--- START TASK INPUTS ---

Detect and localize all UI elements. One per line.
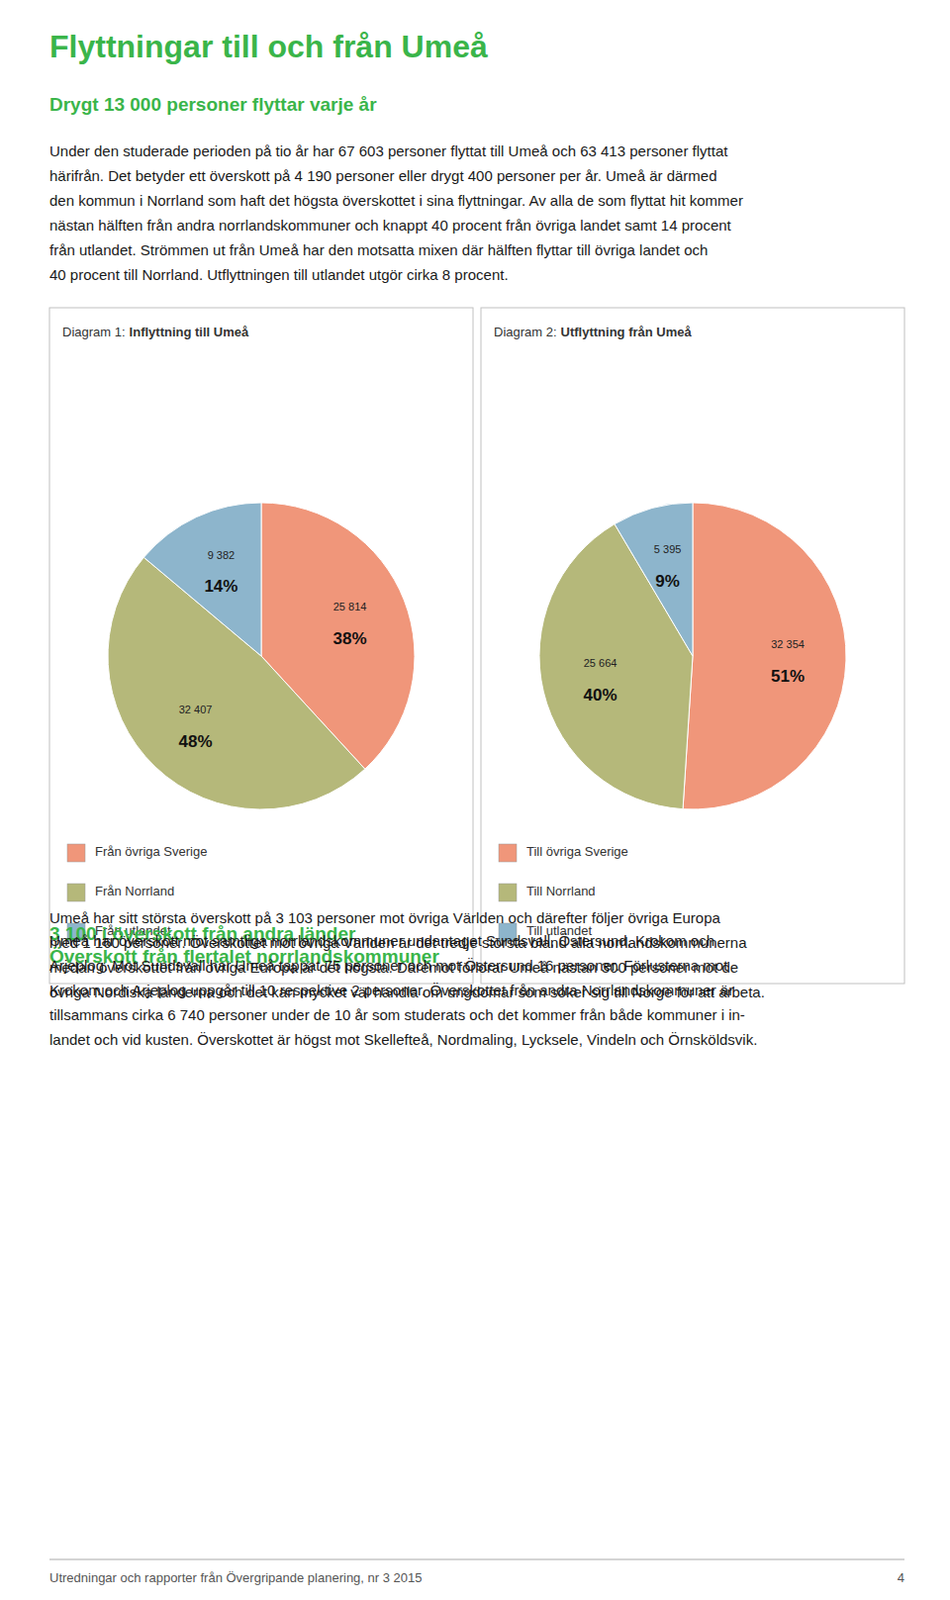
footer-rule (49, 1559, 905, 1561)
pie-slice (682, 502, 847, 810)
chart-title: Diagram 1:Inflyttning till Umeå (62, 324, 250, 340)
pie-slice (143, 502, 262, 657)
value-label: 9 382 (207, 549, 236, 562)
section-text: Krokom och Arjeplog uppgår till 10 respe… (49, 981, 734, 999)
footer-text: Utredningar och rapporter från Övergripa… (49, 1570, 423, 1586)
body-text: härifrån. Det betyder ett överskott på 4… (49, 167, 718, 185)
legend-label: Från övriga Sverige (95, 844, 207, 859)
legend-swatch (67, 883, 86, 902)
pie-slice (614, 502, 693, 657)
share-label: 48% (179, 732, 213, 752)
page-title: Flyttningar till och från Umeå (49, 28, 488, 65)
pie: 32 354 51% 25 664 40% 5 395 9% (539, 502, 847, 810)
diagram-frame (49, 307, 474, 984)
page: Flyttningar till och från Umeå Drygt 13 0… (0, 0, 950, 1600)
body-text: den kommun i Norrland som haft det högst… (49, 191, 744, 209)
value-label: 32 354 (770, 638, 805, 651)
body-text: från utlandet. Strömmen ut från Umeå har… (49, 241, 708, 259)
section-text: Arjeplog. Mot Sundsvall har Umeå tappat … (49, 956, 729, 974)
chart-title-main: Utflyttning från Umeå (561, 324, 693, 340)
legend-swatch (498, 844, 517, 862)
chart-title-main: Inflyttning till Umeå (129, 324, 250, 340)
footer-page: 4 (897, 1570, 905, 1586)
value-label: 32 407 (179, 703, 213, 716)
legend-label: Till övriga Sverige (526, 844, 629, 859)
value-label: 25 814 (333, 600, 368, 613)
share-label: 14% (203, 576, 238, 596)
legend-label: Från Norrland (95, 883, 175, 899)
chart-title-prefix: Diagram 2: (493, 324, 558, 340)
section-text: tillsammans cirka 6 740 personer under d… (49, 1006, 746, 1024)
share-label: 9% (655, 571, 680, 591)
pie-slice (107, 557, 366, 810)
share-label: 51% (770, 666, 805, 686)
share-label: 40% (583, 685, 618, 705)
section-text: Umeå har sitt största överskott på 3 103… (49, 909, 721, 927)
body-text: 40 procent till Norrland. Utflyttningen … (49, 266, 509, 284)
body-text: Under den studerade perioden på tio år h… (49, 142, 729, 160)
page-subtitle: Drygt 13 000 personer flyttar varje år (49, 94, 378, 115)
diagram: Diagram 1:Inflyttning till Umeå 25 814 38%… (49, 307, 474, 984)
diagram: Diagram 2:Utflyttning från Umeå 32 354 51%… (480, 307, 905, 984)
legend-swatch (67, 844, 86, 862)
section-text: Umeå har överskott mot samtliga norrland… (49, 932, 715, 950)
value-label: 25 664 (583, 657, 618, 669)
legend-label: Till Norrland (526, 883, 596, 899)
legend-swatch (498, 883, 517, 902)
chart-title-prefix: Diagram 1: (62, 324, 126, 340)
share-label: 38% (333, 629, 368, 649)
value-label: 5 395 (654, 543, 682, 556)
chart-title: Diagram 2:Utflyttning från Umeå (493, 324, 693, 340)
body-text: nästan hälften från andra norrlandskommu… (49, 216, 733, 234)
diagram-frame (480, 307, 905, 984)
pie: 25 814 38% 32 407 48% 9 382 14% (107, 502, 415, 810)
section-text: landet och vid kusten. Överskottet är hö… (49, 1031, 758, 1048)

--- END TASK INPUTS ---

**YOUR TASK:** Count the lines in the records above that contain the word "övriga". Reply with the number alone.

**TASK OUTPUT:** 2